TASK INSTRUCTIONS
Copy out everything from the line containing "Find all labels, buttons, inputs, and" down to the line containing "58, 94, 81]", substituting "data-curve" for "data-line" and keeping all else unchanged. Leave the picture out.

RECORDS TO PROCESS
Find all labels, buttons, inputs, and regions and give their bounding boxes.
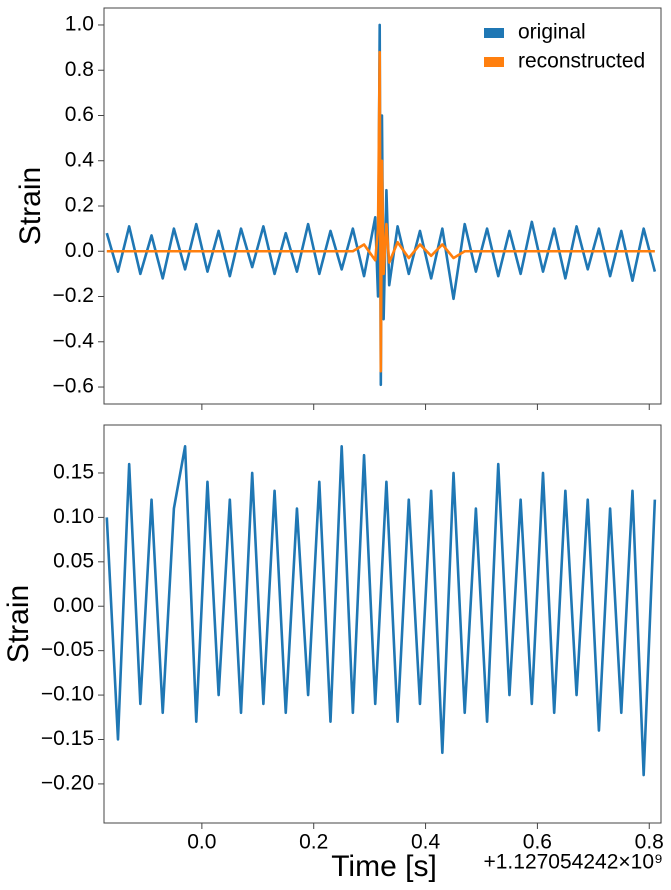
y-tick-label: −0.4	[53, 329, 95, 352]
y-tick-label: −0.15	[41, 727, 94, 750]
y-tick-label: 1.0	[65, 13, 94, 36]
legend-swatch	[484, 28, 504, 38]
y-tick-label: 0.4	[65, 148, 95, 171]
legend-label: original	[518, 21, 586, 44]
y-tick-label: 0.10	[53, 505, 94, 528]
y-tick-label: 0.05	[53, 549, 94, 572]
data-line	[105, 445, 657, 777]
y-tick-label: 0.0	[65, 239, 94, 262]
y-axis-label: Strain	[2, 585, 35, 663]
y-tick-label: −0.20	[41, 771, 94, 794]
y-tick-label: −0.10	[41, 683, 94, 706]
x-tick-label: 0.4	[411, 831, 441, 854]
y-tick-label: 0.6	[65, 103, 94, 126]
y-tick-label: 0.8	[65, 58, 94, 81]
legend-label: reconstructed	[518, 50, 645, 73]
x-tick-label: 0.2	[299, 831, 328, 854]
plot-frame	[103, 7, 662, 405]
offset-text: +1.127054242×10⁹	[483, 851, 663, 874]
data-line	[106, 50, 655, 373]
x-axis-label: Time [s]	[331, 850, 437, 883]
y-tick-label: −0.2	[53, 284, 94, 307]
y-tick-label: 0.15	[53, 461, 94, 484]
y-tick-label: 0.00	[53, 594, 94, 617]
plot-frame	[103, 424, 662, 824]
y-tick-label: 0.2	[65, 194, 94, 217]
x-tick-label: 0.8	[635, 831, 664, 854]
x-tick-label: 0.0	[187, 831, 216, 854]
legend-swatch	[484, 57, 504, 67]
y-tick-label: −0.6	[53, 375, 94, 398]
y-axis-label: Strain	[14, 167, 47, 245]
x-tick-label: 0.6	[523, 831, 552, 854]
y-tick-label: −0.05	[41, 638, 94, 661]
* * *
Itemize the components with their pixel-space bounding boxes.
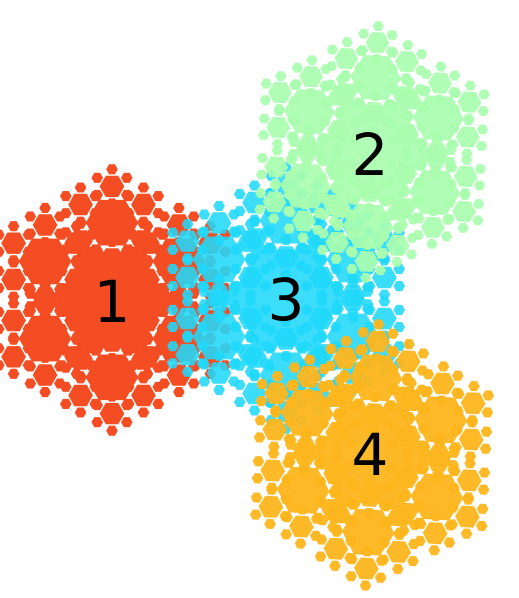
==
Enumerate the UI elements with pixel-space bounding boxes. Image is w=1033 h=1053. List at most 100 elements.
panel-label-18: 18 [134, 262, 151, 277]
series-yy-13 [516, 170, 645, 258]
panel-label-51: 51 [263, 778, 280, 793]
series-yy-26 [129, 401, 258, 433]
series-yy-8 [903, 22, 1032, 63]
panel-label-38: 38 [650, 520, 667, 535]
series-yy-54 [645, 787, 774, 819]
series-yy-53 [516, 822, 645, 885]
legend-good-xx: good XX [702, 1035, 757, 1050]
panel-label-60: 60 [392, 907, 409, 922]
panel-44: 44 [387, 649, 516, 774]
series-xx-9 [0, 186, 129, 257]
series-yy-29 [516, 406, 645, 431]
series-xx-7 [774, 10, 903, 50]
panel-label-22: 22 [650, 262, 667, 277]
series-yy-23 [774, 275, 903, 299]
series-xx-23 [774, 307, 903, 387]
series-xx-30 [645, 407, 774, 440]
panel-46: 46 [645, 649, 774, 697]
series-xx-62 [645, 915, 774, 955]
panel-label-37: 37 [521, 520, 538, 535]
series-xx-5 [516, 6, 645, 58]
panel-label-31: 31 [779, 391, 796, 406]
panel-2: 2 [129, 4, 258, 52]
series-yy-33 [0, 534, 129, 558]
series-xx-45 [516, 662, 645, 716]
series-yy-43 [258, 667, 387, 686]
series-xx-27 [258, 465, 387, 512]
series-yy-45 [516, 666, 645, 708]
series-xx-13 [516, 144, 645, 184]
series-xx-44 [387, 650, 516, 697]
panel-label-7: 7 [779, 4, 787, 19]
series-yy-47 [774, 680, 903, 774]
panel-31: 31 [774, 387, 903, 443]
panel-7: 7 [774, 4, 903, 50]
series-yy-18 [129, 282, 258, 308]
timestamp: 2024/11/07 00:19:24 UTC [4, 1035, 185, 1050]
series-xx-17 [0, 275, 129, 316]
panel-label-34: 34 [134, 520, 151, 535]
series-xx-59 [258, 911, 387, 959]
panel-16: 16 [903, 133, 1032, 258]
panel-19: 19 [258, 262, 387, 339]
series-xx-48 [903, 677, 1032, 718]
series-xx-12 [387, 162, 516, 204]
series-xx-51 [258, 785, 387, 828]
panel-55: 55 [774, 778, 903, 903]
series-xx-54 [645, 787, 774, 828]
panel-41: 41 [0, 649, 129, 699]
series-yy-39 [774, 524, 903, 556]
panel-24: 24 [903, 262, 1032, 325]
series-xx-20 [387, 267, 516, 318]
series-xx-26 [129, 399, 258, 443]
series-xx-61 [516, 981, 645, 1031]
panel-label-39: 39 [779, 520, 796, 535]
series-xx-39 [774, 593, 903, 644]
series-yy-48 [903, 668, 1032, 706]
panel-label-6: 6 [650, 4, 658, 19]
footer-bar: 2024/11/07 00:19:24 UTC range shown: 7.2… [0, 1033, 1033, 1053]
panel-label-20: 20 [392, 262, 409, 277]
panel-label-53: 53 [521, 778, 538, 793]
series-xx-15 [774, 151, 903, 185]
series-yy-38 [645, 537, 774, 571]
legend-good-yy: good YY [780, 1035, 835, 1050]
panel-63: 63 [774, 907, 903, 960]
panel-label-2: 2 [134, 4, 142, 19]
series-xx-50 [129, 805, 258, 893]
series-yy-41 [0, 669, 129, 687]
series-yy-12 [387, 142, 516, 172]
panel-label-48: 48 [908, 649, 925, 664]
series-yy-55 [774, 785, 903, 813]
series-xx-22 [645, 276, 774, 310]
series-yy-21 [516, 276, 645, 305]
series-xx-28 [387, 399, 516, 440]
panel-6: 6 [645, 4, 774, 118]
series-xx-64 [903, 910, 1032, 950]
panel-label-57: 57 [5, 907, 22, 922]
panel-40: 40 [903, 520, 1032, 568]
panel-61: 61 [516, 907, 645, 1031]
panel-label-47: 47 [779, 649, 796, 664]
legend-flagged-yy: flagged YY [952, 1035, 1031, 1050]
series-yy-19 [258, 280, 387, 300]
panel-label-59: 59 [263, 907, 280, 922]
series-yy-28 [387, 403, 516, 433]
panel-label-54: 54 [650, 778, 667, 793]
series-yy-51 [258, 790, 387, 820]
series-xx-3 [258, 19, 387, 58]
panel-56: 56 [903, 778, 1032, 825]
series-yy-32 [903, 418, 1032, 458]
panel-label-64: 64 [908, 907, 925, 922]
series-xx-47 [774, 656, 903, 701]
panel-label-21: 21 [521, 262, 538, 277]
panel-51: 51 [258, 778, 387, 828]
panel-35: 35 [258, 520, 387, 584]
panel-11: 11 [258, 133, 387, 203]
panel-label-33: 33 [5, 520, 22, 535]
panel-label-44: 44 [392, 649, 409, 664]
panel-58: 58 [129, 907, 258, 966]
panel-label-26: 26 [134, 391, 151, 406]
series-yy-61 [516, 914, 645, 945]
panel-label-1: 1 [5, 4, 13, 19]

EXERCISE SOLUTION
Find all labels, buttons, inputs, and regions and give their bounding boxes.
y-tick-label: −0.4	[53, 329, 95, 352]
y-tick-label: −0.15	[41, 727, 94, 750]
y-tick-label: 1.0	[65, 13, 94, 36]
legend-swatch	[484, 28, 504, 38]
y-tick-label: 0.4	[65, 148, 95, 171]
legend-label: original	[518, 21, 586, 44]
y-tick-label: 0.10	[53, 505, 94, 528]
y-tick-label: 0.05	[53, 549, 94, 572]
data-curve	[105, 445, 657, 777]
y-tick-label: 0.0	[65, 239, 94, 262]
y-axis-label: Strain	[2, 585, 35, 663]
y-tick-label: −0.20	[41, 771, 94, 794]
y-tick-label: −0.10	[41, 683, 94, 706]
x-tick-label: 0.4	[411, 831, 441, 854]
y-tick-label: 0.6	[65, 103, 94, 126]
y-tick-label: 0.8	[65, 58, 94, 81]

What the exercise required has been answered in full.